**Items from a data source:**
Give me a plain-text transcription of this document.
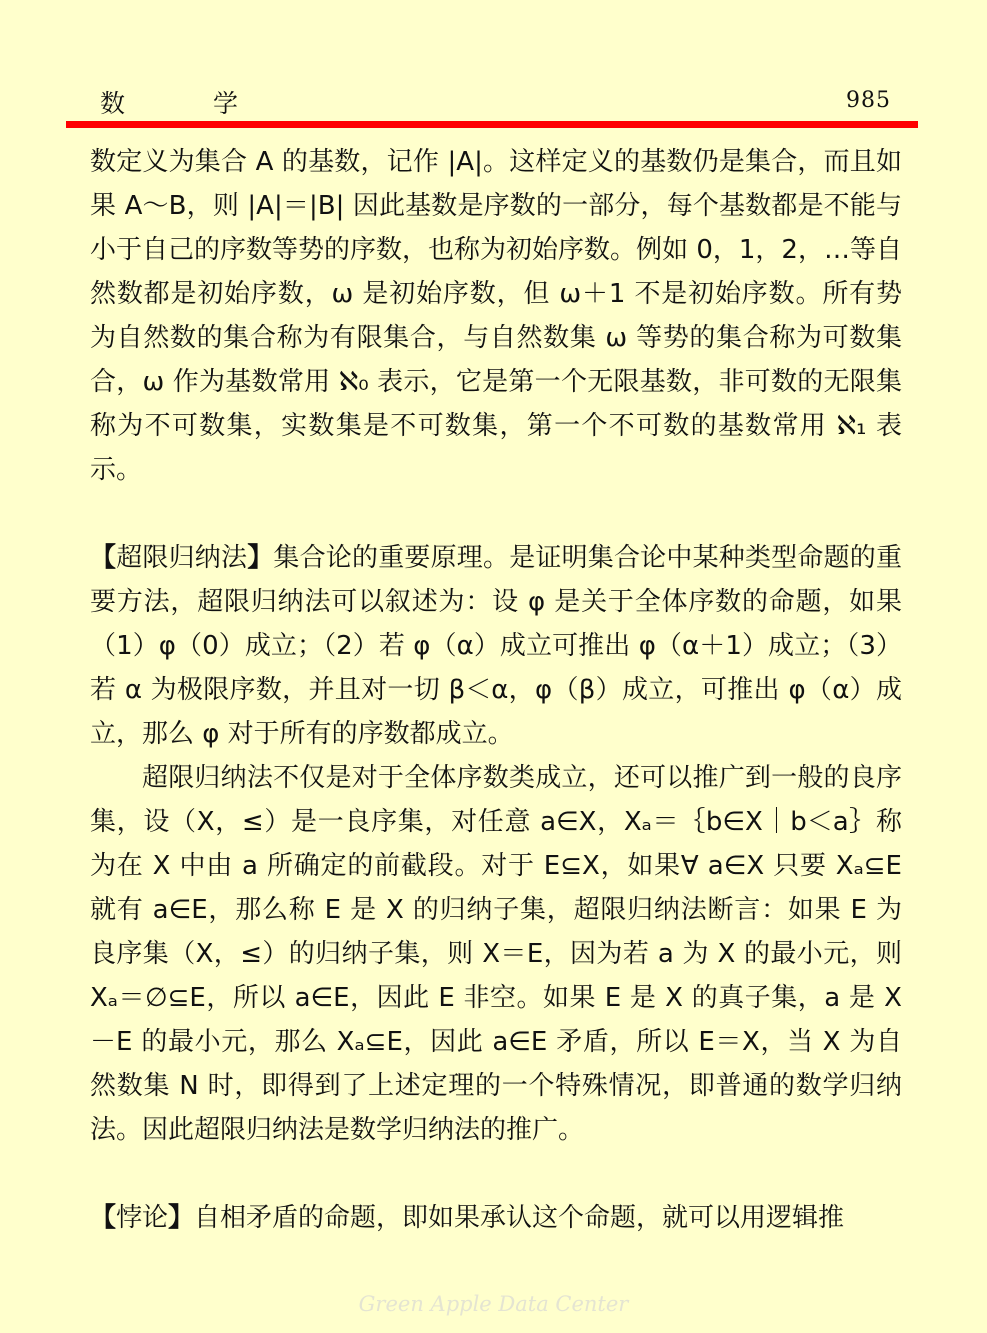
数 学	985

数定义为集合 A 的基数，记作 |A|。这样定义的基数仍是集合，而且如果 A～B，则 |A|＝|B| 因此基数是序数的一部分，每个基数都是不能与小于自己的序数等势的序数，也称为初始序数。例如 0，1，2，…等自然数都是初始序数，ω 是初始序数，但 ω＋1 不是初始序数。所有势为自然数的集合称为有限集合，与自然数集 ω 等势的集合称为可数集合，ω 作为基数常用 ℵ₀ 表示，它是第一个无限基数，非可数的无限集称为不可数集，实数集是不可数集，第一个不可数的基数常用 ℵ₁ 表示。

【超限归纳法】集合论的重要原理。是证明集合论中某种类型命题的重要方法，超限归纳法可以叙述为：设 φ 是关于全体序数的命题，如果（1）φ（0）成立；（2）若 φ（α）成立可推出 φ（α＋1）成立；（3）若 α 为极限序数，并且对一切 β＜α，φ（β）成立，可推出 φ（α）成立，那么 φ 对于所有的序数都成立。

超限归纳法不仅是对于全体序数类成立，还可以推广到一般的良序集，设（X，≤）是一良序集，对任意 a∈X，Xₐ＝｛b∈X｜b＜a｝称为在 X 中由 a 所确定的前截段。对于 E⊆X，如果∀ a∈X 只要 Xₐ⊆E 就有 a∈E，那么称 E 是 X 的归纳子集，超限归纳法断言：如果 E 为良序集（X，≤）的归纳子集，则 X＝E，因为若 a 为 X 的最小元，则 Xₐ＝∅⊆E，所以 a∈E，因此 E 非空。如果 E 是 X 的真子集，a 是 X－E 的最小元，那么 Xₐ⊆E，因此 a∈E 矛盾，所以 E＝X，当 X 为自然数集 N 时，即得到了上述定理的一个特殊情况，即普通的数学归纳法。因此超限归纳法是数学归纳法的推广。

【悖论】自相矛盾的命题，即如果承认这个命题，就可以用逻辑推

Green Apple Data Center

**THE EXERCISE:** All of the lines above should be printed exactly, minus the pictures.

**FULL SOLUTION:**
Give me a plain-text transcription of this document.
数 学	985

数定义为集合 A 的基数，记作 |A|。这样定义的基数仍是集合，而且如果 A～B，则 |A|＝|B| 因此基数是序数的一部分，每个基数都是不能与小于自己的序数等势的序数，也称为初始序数。例如 0，1，2，…等自然数都是初始序数，ω 是初始序数，但 ω＋1 不是初始序数。所有势为自然数的集合称为有限集合，与自然数集 ω 等势的集合称为可数集合，ω 作为基数常用 ℵ₀ 表示，它是第一个无限基数，非可数的无限集称为不可数集，实数集是不可数集，第一个不可数的基数常用 ℵ₁ 表示。

【超限归纳法】集合论的重要原理。是证明集合论中某种类型命题的重要方法，超限归纳法可以叙述为：设 φ 是关于全体序数的命题，如果（1）φ（0）成立；（2）若 φ（α）成立可推出 φ（α＋1）成立；（3）若 α 为极限序数，并且对一切 β＜α，φ（β）成立，可推出 φ（α）成立，那么 φ 对于所有的序数都成立。

超限归纳法不仅是对于全体序数类成立，还可以推广到一般的良序集，设（X，≤）是一良序集，对任意 a∈X，Xₐ＝｛b∈X｜b＜a｝称为在 X 中由 a 所确定的前截段。对于 E⊆X，如果∀ a∈X 只要 Xₐ⊆E 就有 a∈E，那么称 E 是 X 的归纳子集，超限归纳法断言：如果 E 为良序集（X，≤）的归纳子集，则 X＝E，因为若 a 为 X 的最小元，则 Xₐ＝∅⊆E，所以 a∈E，因此 E 非空。如果 E 是 X 的真子集，a 是 X－E 的最小元，那么 Xₐ⊆E，因此 a∈E 矛盾，所以 E＝X，当 X 为自然数集 N 时，即得到了上述定理的一个特殊情况，即普通的数学归纳法。因此超限归纳法是数学归纳法的推广。

【悖论】自相矛盾的命题，即如果承认这个命题，就可以用逻辑推

Green Apple Data Center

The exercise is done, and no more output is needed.